§ GOAL
Reproduce every record exactly as it appears, but not the pictures.

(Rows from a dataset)
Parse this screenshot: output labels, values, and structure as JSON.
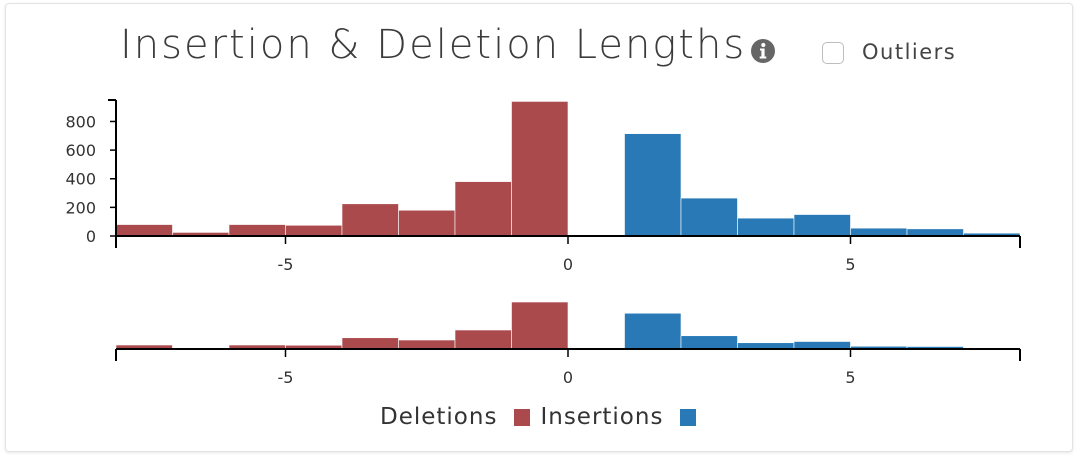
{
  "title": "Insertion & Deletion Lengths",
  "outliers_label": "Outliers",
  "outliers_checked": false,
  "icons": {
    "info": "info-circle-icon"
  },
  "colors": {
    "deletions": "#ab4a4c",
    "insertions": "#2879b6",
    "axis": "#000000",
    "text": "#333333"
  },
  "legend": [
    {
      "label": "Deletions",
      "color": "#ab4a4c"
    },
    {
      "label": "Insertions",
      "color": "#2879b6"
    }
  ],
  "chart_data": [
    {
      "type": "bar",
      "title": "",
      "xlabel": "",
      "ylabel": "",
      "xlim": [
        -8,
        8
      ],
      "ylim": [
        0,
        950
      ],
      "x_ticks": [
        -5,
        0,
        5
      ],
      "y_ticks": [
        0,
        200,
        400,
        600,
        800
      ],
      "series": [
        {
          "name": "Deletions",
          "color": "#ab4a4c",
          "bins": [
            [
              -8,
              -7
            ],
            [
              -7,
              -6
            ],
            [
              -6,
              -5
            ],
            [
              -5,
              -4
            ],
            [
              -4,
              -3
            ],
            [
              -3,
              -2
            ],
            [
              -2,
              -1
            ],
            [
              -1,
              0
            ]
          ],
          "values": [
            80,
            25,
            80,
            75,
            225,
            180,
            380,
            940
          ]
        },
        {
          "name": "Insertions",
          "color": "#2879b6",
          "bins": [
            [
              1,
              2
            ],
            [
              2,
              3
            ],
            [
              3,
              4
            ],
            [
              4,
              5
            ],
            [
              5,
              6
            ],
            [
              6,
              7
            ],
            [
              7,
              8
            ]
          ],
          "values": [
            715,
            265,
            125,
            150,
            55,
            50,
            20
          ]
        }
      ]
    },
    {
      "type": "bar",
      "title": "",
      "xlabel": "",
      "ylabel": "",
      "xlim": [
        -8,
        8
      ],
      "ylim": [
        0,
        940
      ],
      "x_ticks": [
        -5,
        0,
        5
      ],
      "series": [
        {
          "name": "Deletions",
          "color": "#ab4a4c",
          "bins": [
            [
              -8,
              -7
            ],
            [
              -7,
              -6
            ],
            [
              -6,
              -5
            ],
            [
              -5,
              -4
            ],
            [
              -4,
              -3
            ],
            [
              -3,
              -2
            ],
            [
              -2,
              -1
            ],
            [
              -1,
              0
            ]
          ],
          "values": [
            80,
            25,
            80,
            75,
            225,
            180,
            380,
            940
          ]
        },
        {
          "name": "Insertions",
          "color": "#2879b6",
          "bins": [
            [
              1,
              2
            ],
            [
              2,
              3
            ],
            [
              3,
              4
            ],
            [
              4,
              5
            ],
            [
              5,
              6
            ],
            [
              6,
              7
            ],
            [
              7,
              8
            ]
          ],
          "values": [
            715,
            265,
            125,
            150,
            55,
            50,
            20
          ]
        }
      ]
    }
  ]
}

§ EXPECTED ANSWER
Parse this screenshot: output labels, values, and structure as JSON.
{
  "title": "Insertion & Deletion Lengths",
  "outliers_label": "Outliers",
  "outliers_checked": false,
  "icons": {
    "info": "info-circle-icon"
  },
  "colors": {
    "deletions": "#ab4a4c",
    "insertions": "#2879b6",
    "axis": "#000000",
    "text": "#333333"
  },
  "legend": [
    {
      "label": "Deletions",
      "color": "#ab4a4c"
    },
    {
      "label": "Insertions",
      "color": "#2879b6"
    }
  ],
  "chart_data": [
    {
      "type": "bar",
      "title": "",
      "xlabel": "",
      "ylabel": "",
      "xlim": [
        -8,
        8
      ],
      "ylim": [
        0,
        950
      ],
      "x_ticks": [
        -5,
        0,
        5
      ],
      "y_ticks": [
        0,
        200,
        400,
        600,
        800
      ],
      "series": [
        {
          "name": "Deletions",
          "color": "#ab4a4c",
          "bins": [
            [
              -8,
              -7
            ],
            [
              -7,
              -6
            ],
            [
              -6,
              -5
            ],
            [
              -5,
              -4
            ],
            [
              -4,
              -3
            ],
            [
              -3,
              -2
            ],
            [
              -2,
              -1
            ],
            [
              -1,
              0
            ]
          ],
          "values": [
            80,
            25,
            80,
            75,
            225,
            180,
            380,
            940
          ]
        },
        {
          "name": "Insertions",
          "color": "#2879b6",
          "bins": [
            [
              1,
              2
            ],
            [
              2,
              3
            ],
            [
              3,
              4
            ],
            [
              4,
              5
            ],
            [
              5,
              6
            ],
            [
              6,
              7
            ],
            [
              7,
              8
            ]
          ],
          "values": [
            715,
            265,
            125,
            150,
            55,
            50,
            20
          ]
        }
      ]
    },
    {
      "type": "bar",
      "title": "",
      "xlabel": "",
      "ylabel": "",
      "xlim": [
        -8,
        8
      ],
      "ylim": [
        0,
        940
      ],
      "x_ticks": [
        -5,
        0,
        5
      ],
      "series": [
        {
          "name": "Deletions",
          "color": "#ab4a4c",
          "bins": [
            [
              -8,
              -7
            ],
            [
              -7,
              -6
            ],
            [
              -6,
              -5
            ],
            [
              -5,
              -4
            ],
            [
              -4,
              -3
            ],
            [
              -3,
              -2
            ],
            [
              -2,
              -1
            ],
            [
              -1,
              0
            ]
          ],
          "values": [
            80,
            25,
            80,
            75,
            225,
            180,
            380,
            940
          ]
        },
        {
          "name": "Insertions",
          "color": "#2879b6",
          "bins": [
            [
              1,
              2
            ],
            [
              2,
              3
            ],
            [
              3,
              4
            ],
            [
              4,
              5
            ],
            [
              5,
              6
            ],
            [
              6,
              7
            ],
            [
              7,
              8
            ]
          ],
          "values": [
            715,
            265,
            125,
            150,
            55,
            50,
            20
          ]
        }
      ]
    }
  ]
}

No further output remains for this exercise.